§ **Task goal**:
Lines, not repeats, are what count: give the number of lines below that hold "this", and nothing more.

Dataset records on visual material:
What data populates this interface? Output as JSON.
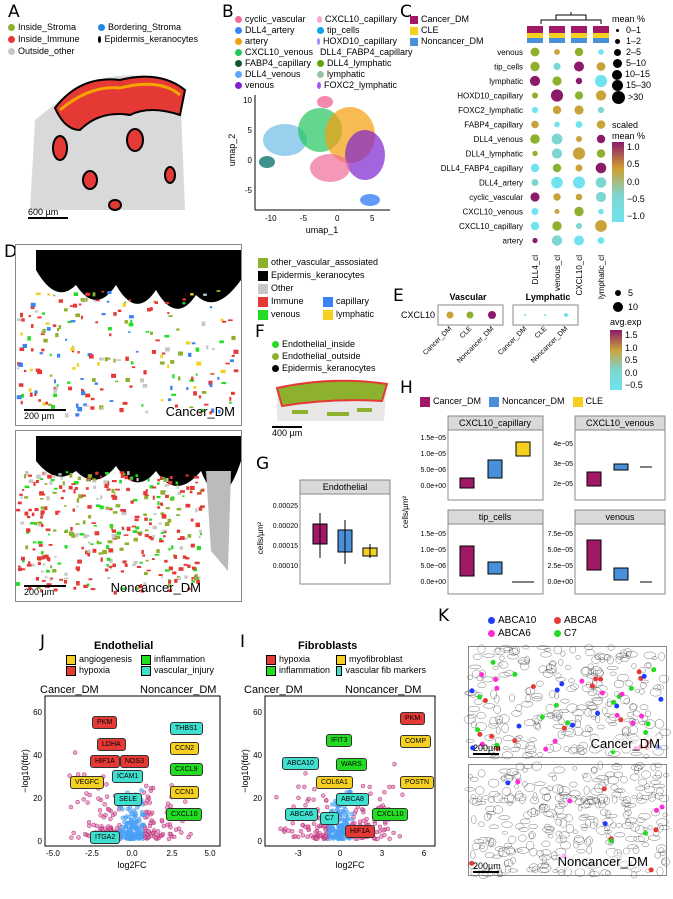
{
  "panels": {
    "A": "A",
    "B": "B",
    "C": "C",
    "D": "D",
    "E": "E",
    "F": "F",
    "G": "G",
    "H": "H",
    "I": "I",
    "J": "J",
    "K": "K"
  },
  "A": {
    "legend": [
      "Inside_Stroma",
      "Bordering_Stroma",
      "Inside_Immune",
      "Epidermis_keranocytes",
      "Outside_other"
    ],
    "colors": [
      "#8db02d",
      "#1e88e5",
      "#e53935",
      "#000000",
      "#c8c8c8"
    ],
    "scale": "600 µm"
  },
  "B": {
    "legend_col1": [
      "cyclic_vascular",
      "DLL4_artery",
      "artery",
      "CXCL10_venous",
      "FABP4_capillary",
      "DLL4_venous",
      "venous"
    ],
    "legend_col2": [
      "CXCL10_capillary",
      "tip_cells",
      "HOXD10_capillary",
      "DLL4_FABP4_capillary",
      "DLL4_lymphatic",
      "lymphatic",
      "FOXC2_lymphatic"
    ],
    "colors1": [
      "#f06b9a",
      "#3b82f6",
      "#f59e0b",
      "#22c55e",
      "#14532d",
      "#60a5fa",
      "#7e22ce"
    ],
    "colors2": [
      "#f9a8d4",
      "#0ea5e9",
      "#a78bfa",
      "#0f766e",
      "#65a30d",
      "#99c2a2",
      "#a855f7"
    ],
    "xlabel": "umap_1",
    "ylabel": "umap_2",
    "xticks": [
      "-10",
      "-5",
      "0",
      "5"
    ],
    "yticks": [
      "-5",
      "0",
      "5",
      "10"
    ]
  },
  "C": {
    "legend_groups": [
      "Cancer_DM",
      "CLE",
      "Noncancer_DM"
    ],
    "group_colors": [
      "#a01866",
      "#f5d020",
      "#4a90d9"
    ],
    "rows": [
      "venous",
      "tip_cells",
      "lymphatic",
      "HOXD10_capillary",
      "FOXC2_lymphatic",
      "FABP4_capillary",
      "DLL4_venous",
      "DLL4_lymphatic",
      "DLL4_FABP4_capillary",
      "DLL4_artery",
      "cyclic_vascular",
      "CXCL10_venous",
      "CXCL10_capillary",
      "artery"
    ],
    "cols": [
      "DLL4_cl",
      "venous_cl",
      "CXCL10_cl",
      "lymphatic_cl"
    ],
    "size_title": "mean %",
    "sizes": [
      "0–1",
      "1–2",
      "2–5",
      "5–10",
      "10–15",
      "15–30",
      ">30"
    ],
    "color_title": "scaled mean %",
    "color_ticks": [
      "1.0",
      "0.5",
      "0.0",
      "−0.5",
      "−1.0"
    ]
  },
  "D": {
    "legend": [
      "other_vascular_assosiated",
      "Epidermis_keranocytes",
      "Other",
      "Immune",
      "capillary",
      "venous",
      "lymphatic"
    ],
    "colors": [
      "#8db02d",
      "#000000",
      "#c8c8c8",
      "#e53935",
      "#3b82f6",
      "#22dd22",
      "#f5d020"
    ],
    "top_label": "Cancer_DM",
    "bottom_label": "Noncancer_DM",
    "scale": "200 µm"
  },
  "E": {
    "facets": [
      "Vascular",
      "Lymphatic"
    ],
    "gene": "CXCL10",
    "xticks": [
      "Cancer_DM",
      "CLE",
      "Noncancer_DM",
      "Cancer_DM",
      "CLE",
      "Noncancer_DM"
    ],
    "size_ticks": [
      "5",
      "10"
    ],
    "color_title": "avg.exp",
    "color_ticks": [
      "1.5",
      "1.0",
      "0.5",
      "0.0",
      "−0.5"
    ]
  },
  "F": {
    "legend": [
      "Endothelial_inside",
      "Endothelial_outside",
      "Epidermis_keranocytes"
    ],
    "colors": [
      "#22dd22",
      "#8db02d",
      "#000000"
    ],
    "scale": "400 µm"
  },
  "G": {
    "facet": "Endothelial",
    "ylabel": "cells/µm²",
    "yticks": [
      "0.00025",
      "0.00020",
      "0.00015",
      "0.00010"
    ]
  },
  "H": {
    "legend": [
      "Cancer_DM",
      "Noncancer_DM",
      "CLE"
    ],
    "colors": [
      "#a01866",
      "#4a90d9",
      "#f5d020"
    ],
    "facets": [
      "CXCL10_capillary",
      "CXCL10_venous",
      "tip_cells",
      "venous"
    ],
    "ylabel": "cells/µm²",
    "yticks_a": [
      "1.5e−05",
      "1.0e−05",
      "5.0e−06",
      "0.0e+00"
    ],
    "yticks_b": [
      "4e−05",
      "3e−05",
      "2e−05"
    ],
    "yticks_c": [
      "1.5e−05",
      "1.0e−05",
      "5.0e−06",
      "0.0e+00"
    ],
    "yticks_d": [
      "7.5e−05",
      "5.0e−05",
      "2.5e−05",
      "0.0e+00"
    ]
  },
  "J": {
    "title": "Endothelial",
    "legend": [
      "angiogenesis",
      "inflammation",
      "hypoxia",
      "vascular_injury"
    ],
    "legend_colors": [
      "#f5d020",
      "#22dd22",
      "#e53935",
      "#40e0d0"
    ],
    "left": "Cancer_DM",
    "right": "Noncancer_DM",
    "xlabel": "log2FC",
    "ylabel": "−log10(fdr)",
    "xticks": [
      "-5.0",
      "-2.5",
      "0.0",
      "2.5",
      "5.0"
    ],
    "yticks": [
      "0",
      "20",
      "40",
      "60"
    ],
    "genes": [
      {
        "g": "PKM",
        "c": "#e53935"
      },
      {
        "g": "LDHA",
        "c": "#e53935"
      },
      {
        "g": "HIF1A",
        "c": "#e53935"
      },
      {
        "g": "NOS3",
        "c": "#e53935"
      },
      {
        "g": "VEGFC",
        "c": "#f5d020"
      },
      {
        "g": "ICAM1",
        "c": "#40e0d0"
      },
      {
        "g": "SELE",
        "c": "#40e0d0"
      },
      {
        "g": "ITGA2",
        "c": "#40e0d0"
      },
      {
        "g": "THBS1",
        "c": "#40e0d0"
      },
      {
        "g": "CCN2",
        "c": "#f5d020"
      },
      {
        "g": "CXCL9",
        "c": "#22dd22"
      },
      {
        "g": "CCN1",
        "c": "#f5d020"
      },
      {
        "g": "CXCL10",
        "c": "#22dd22"
      }
    ]
  },
  "I": {
    "title": "Fibroblasts",
    "legend": [
      "hypoxia",
      "myofibroblast",
      "inflammation",
      "vascular fib markers"
    ],
    "legend_colors": [
      "#e53935",
      "#f5d020",
      "#22dd22",
      "#40e0d0"
    ],
    "left": "Cancer_DM",
    "right": "Noncancer_DM",
    "xlabel": "log2FC",
    "ylabel": "−log10(fdr)",
    "xticks": [
      "-3",
      "0",
      "3",
      "6"
    ],
    "yticks": [
      "0",
      "20",
      "40",
      "60"
    ],
    "genes": [
      {
        "g": "PKM",
        "c": "#e53935"
      },
      {
        "g": "IFIT3",
        "c": "#22dd22"
      },
      {
        "g": "COMP",
        "c": "#f5d020"
      },
      {
        "g": "ABCA10",
        "c": "#40e0d0"
      },
      {
        "g": "WARS",
        "c": "#22dd22"
      },
      {
        "g": "COL6A1",
        "c": "#f5d020"
      },
      {
        "g": "POSTN",
        "c": "#f5d020"
      },
      {
        "g": "ABCA8",
        "c": "#40e0d0"
      },
      {
        "g": "ABCA6",
        "c": "#40e0d0"
      },
      {
        "g": "C7",
        "c": "#40e0d0"
      },
      {
        "g": "CXCL10",
        "c": "#22dd22"
      },
      {
        "g": "HIF1A",
        "c": "#e53935"
      }
    ]
  },
  "K": {
    "legend": [
      "ABCA10",
      "ABCA8",
      "ABCA6",
      "C7"
    ],
    "colors": [
      "#1e3cff",
      "#e53935",
      "#ff2bd6",
      "#22dd22"
    ],
    "top_label": "Cancer_DM",
    "bottom_label": "Noncancer_DM",
    "scale": "200µm"
  }
}
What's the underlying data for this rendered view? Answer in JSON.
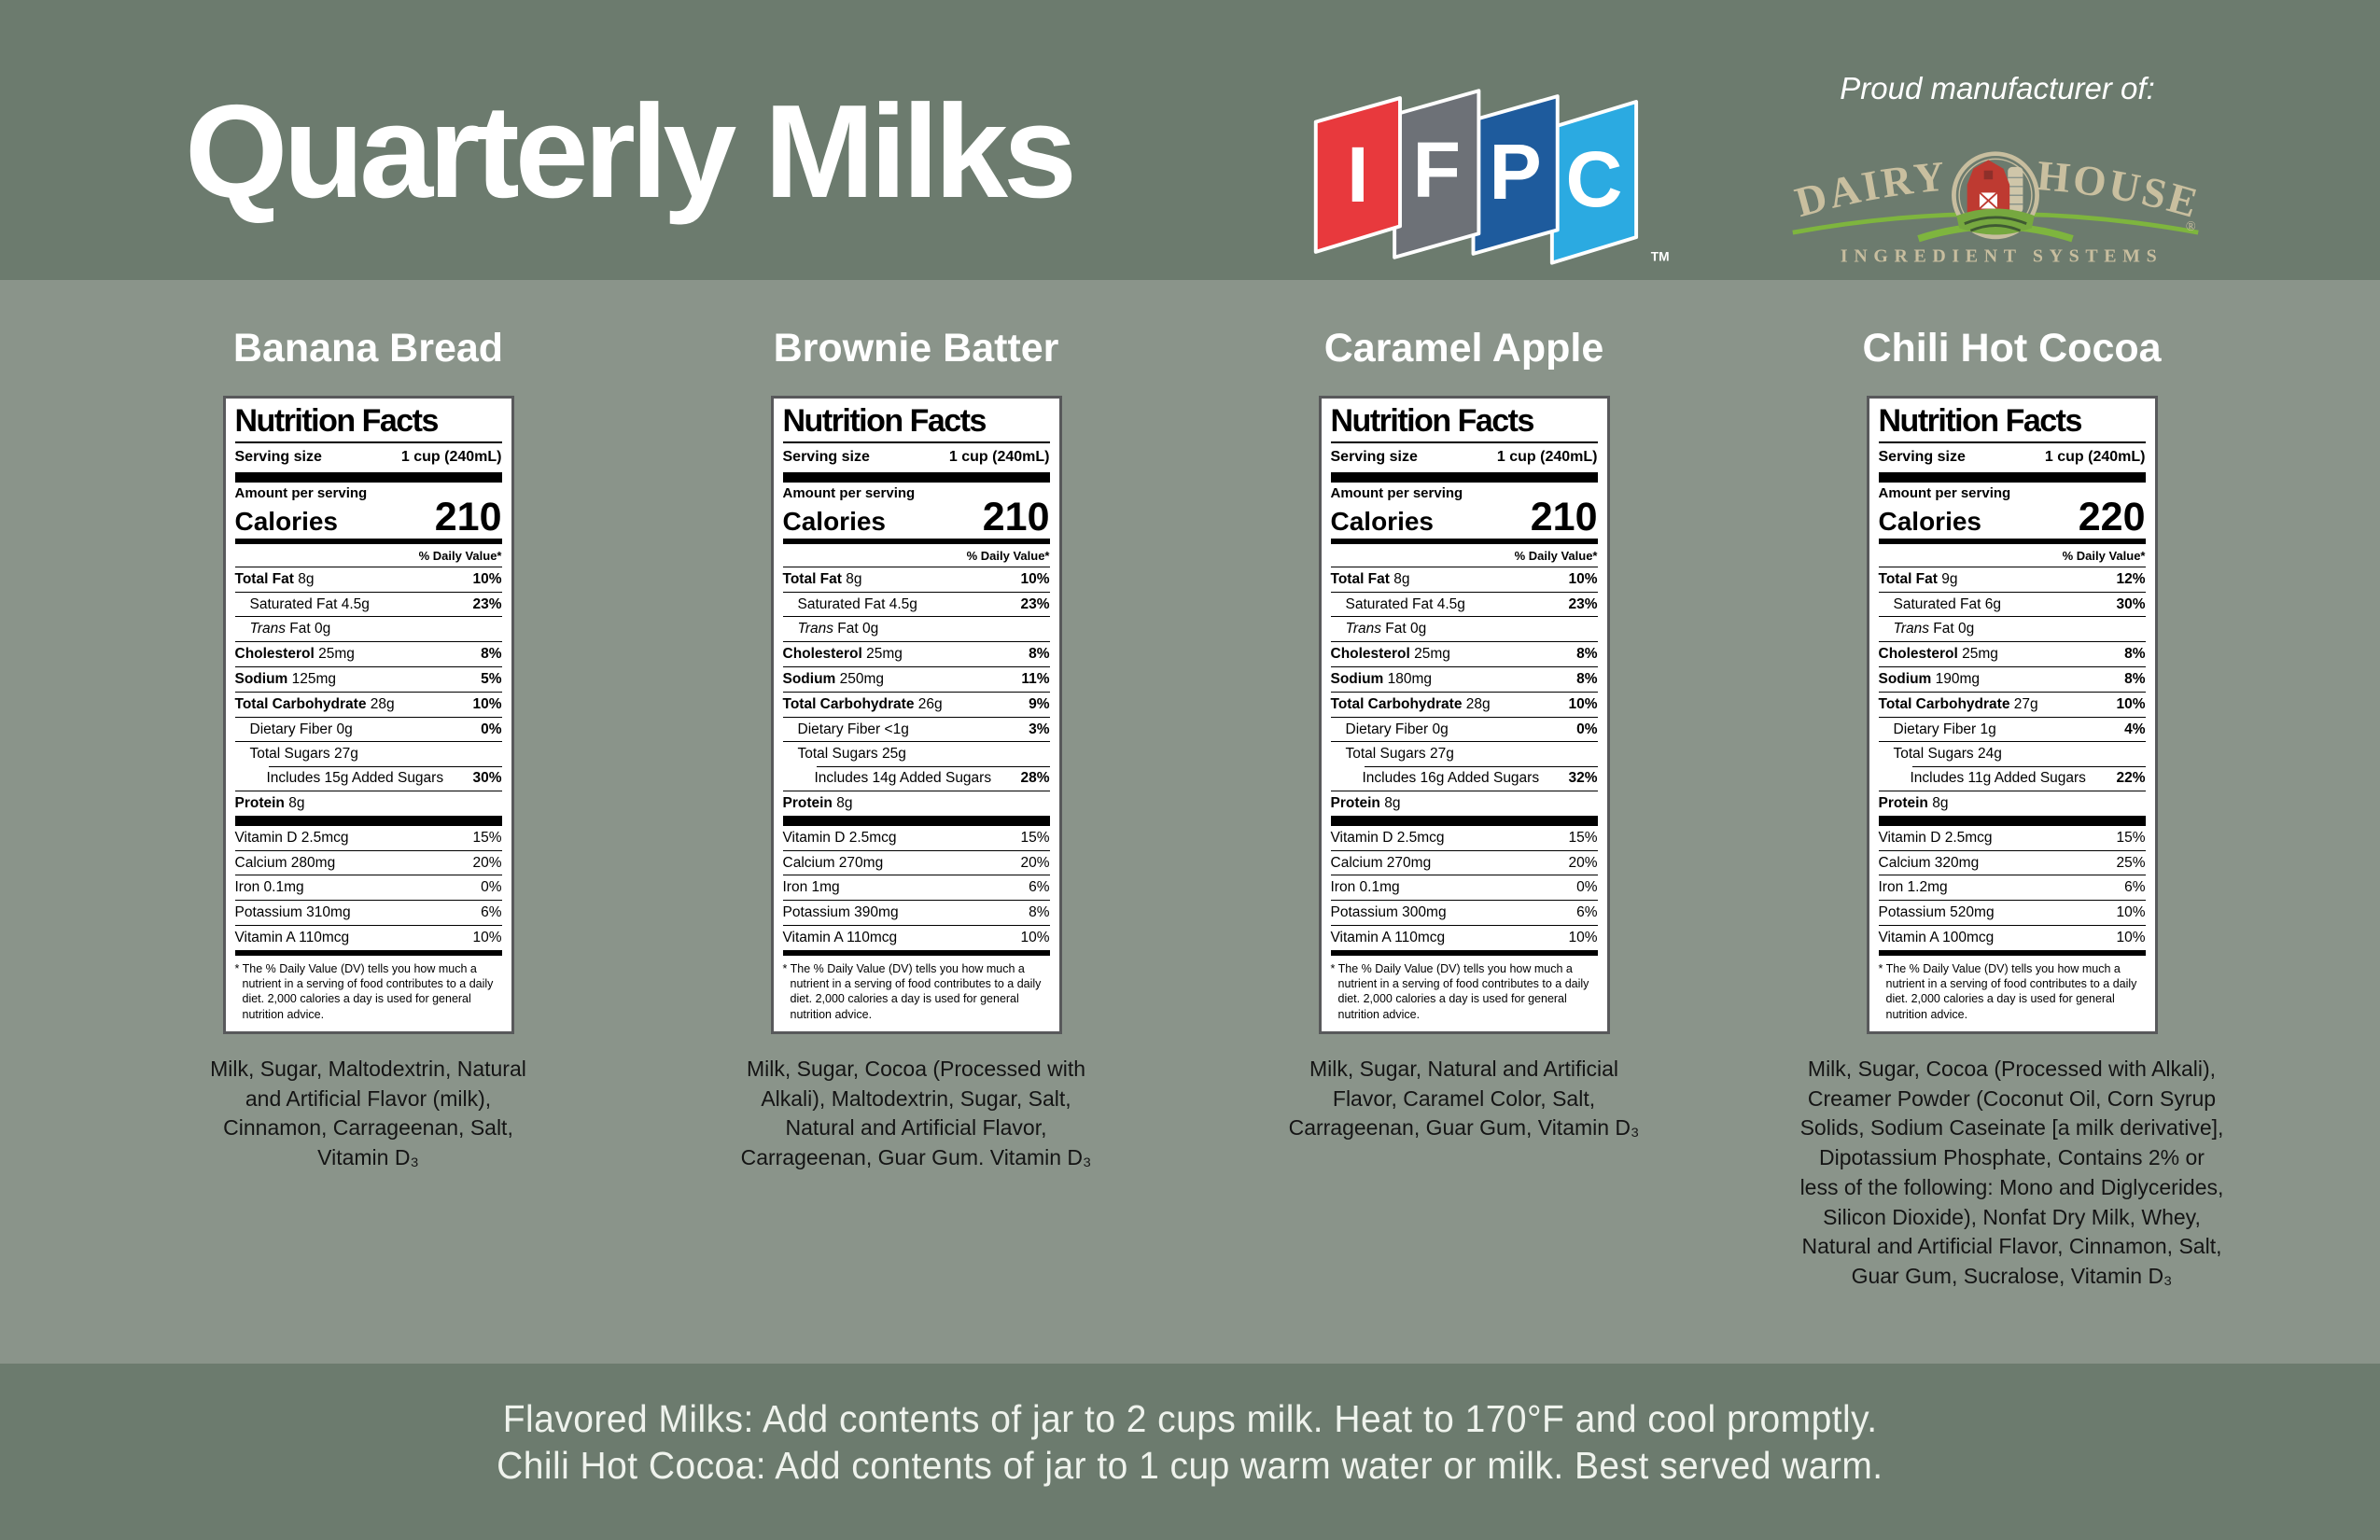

§ **Exercise result**:
2